What to do:
[1] In the xarray answer, which method combines year and month into a new dimension before the rolling window is applied?
[2] List every Python library that the xarray answer imports, along with the alias each one is given.

One way to do what you want could be the following. I created some dummy data similar to yours like this:
import numpy as np
import pandas as pd
import xarray as xr
da = xr.DataArray(
np.random.random(size=(2,12)),
dims=("year","month"),
coords={"month":np.linspace(1, 12, num=12).astype(int),
"year":[2000,2001]
},
)
print(da)
then I used the stack method to create a new dimension where year and month are combined and on that dimension I applied the rolling window:
my_xarray = da.stack(z=("year", "month")).rolling(z=3).mean()
print(my_xarray)
it seems to give what you want:
xarray.DataArrayz: 24
array([ nan, nan, 0.60642737, 0.67814489, 0.44616648,
0.45587241, 0.36101104, 0.33491579, 0.39246105, 0.42972596,
0.54526778, 0.55617721, 0.46796958, 0.46491759, 0.44476617,
0.47922742, 0.58516182, 0.55660812, 0.4536117 , 0.33743334,
0.27727016, 0.3451959 , 0.49314071, 0.63349366])
Coordinates:
z
(z)
MultiIndex
(year, month)
array([(2000, 1), (2000, 2), (2000, 3), (2000, 4), (2000, 5), (2000, 6),
(2000, 7), (2000, 8), (2000, 9), (2000, 10), (2000, 11), (2000, 12),
(2001, 1), (2001, 2), (2001, 3), (2001, 4), (2001, 5), (2001, 6),
(2001, 7), (2001, 8), (2001, 9), (2001, 10), (2001, 11), (2001, 12)],
dtype=object)
year
(z)
int64
2000 2000 2000 ... 2001 2001 2001
array([2000, 2000, 2000, 2000, 2000, 2000, 2000, 2000, 2000, 2000, 2000, 2000,
2001, 2001, 2001, 2001, 2001, 2001, 2001, 2001, 2001, 2001, 2001, 2001])
month
(z)
int64
1 2 3 4 5 6 7 ... 6 7 8 9 10 11 12
array([ 1, 2, 3, 4, 5, 6, 7, 8, 9, 10, 11, 12, 1, 2, 3, 4, 5, 6,
7, 8, 9, 10, 11, 12])

(Document layout analysis data)
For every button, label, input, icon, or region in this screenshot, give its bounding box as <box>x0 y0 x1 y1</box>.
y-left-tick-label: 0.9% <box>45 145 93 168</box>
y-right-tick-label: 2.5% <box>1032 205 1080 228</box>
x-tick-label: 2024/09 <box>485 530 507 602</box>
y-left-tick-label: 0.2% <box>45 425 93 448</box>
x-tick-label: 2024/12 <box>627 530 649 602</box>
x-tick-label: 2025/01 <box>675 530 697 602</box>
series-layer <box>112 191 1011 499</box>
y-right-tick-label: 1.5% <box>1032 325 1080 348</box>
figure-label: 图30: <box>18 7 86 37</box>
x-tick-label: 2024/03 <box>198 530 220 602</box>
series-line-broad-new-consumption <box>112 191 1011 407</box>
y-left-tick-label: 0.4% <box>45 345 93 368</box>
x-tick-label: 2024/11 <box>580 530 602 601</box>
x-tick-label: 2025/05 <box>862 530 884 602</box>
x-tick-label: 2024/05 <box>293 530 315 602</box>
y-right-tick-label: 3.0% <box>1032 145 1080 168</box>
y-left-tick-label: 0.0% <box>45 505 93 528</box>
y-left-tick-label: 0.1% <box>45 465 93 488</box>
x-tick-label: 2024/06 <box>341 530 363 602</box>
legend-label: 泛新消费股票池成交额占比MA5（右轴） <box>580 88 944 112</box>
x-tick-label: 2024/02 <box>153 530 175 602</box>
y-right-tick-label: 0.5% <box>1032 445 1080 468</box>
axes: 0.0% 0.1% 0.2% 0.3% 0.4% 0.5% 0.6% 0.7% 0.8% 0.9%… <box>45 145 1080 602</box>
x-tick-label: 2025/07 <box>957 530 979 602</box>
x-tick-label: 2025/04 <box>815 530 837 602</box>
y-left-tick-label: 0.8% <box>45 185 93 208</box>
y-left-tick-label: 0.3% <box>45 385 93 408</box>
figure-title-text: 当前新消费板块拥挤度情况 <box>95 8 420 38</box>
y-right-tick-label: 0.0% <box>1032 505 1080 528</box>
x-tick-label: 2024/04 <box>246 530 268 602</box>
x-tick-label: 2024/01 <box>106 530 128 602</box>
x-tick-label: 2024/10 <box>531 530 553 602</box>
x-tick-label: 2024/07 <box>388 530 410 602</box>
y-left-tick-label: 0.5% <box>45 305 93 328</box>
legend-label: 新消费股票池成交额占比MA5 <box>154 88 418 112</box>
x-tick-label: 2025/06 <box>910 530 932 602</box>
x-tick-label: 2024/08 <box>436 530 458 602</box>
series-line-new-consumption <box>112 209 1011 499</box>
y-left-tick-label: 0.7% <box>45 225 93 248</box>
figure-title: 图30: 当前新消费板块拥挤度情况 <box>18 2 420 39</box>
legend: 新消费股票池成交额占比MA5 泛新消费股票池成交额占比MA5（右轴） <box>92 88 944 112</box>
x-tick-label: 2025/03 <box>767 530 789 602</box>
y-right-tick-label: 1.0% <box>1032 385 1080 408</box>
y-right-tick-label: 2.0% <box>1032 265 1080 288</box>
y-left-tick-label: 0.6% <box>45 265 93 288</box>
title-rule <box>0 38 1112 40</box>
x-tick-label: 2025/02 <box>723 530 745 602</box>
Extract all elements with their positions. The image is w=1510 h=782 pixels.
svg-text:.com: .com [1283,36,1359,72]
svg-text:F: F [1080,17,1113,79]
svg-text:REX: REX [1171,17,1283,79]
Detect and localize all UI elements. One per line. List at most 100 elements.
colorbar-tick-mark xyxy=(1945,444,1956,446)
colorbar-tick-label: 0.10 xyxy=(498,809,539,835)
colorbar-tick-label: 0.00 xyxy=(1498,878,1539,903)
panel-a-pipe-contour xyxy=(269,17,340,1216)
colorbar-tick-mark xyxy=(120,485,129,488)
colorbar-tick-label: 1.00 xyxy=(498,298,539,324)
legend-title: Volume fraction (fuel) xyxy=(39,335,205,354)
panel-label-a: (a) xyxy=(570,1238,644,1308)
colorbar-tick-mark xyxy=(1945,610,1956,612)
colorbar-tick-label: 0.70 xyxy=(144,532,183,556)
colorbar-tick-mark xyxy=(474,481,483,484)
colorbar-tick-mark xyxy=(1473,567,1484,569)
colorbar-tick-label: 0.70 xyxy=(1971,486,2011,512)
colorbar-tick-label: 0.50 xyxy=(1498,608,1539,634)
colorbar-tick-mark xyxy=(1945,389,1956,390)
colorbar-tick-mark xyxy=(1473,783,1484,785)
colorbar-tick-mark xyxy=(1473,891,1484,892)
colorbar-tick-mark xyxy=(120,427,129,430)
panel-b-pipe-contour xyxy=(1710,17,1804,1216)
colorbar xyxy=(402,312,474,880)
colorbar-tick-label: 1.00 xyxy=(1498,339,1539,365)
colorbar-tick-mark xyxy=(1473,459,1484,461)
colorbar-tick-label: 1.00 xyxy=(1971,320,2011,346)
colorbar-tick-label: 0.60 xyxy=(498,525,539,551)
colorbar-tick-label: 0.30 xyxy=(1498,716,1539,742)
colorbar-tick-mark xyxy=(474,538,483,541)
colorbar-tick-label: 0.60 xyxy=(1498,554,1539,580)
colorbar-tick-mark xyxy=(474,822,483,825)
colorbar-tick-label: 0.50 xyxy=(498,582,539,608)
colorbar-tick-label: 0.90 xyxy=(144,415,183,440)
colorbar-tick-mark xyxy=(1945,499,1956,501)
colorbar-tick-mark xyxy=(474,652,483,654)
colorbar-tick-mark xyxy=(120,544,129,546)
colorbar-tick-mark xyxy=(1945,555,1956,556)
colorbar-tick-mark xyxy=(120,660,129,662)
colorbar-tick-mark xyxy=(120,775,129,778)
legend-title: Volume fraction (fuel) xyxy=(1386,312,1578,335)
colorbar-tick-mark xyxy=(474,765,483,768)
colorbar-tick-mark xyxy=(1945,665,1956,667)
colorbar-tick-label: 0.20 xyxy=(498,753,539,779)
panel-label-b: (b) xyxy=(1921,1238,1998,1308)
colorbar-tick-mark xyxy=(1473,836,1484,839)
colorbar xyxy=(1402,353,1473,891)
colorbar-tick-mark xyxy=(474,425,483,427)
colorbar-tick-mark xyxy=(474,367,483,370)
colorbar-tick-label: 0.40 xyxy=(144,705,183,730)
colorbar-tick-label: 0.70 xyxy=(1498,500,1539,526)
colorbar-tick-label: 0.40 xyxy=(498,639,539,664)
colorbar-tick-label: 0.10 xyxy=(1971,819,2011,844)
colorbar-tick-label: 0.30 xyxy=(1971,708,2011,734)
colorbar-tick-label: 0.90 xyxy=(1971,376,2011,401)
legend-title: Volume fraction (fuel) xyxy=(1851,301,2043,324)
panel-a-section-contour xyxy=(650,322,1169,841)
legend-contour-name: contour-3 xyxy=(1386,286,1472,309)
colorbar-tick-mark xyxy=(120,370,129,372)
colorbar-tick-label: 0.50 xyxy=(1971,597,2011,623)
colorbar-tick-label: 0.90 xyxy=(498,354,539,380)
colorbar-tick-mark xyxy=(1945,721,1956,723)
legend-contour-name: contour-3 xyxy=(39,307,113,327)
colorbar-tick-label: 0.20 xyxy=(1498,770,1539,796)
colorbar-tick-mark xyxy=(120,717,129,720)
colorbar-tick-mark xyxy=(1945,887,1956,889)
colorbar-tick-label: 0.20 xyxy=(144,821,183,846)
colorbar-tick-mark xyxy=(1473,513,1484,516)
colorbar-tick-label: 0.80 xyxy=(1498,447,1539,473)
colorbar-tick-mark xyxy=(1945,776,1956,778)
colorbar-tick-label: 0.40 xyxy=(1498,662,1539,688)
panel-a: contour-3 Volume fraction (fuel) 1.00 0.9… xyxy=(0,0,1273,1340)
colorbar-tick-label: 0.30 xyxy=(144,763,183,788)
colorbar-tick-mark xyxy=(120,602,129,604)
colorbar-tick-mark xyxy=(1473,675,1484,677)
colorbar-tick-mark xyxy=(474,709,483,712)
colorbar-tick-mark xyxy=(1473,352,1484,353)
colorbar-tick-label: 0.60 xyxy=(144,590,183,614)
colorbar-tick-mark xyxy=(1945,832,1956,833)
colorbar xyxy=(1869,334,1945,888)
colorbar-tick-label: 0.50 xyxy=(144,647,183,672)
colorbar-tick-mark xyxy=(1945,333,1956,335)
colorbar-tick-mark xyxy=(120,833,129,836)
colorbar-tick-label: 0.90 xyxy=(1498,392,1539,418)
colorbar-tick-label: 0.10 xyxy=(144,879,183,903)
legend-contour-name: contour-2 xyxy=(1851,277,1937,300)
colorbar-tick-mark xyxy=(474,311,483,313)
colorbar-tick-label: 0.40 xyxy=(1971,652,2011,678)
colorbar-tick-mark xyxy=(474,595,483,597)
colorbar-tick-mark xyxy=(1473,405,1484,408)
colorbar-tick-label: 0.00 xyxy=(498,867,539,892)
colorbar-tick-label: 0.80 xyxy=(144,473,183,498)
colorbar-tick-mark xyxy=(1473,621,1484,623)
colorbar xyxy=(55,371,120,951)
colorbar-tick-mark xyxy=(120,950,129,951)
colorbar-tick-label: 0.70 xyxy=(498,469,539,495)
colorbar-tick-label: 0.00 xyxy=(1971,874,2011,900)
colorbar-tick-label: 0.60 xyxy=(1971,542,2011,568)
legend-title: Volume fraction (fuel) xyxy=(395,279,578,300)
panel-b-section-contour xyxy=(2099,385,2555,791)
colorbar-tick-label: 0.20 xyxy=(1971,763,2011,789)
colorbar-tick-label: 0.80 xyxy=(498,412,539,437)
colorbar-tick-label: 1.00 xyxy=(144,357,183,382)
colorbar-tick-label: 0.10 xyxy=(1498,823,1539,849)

Responses for each task:
[1] The stack method.

[2] numpy as np, pandas as pd, xarray as xr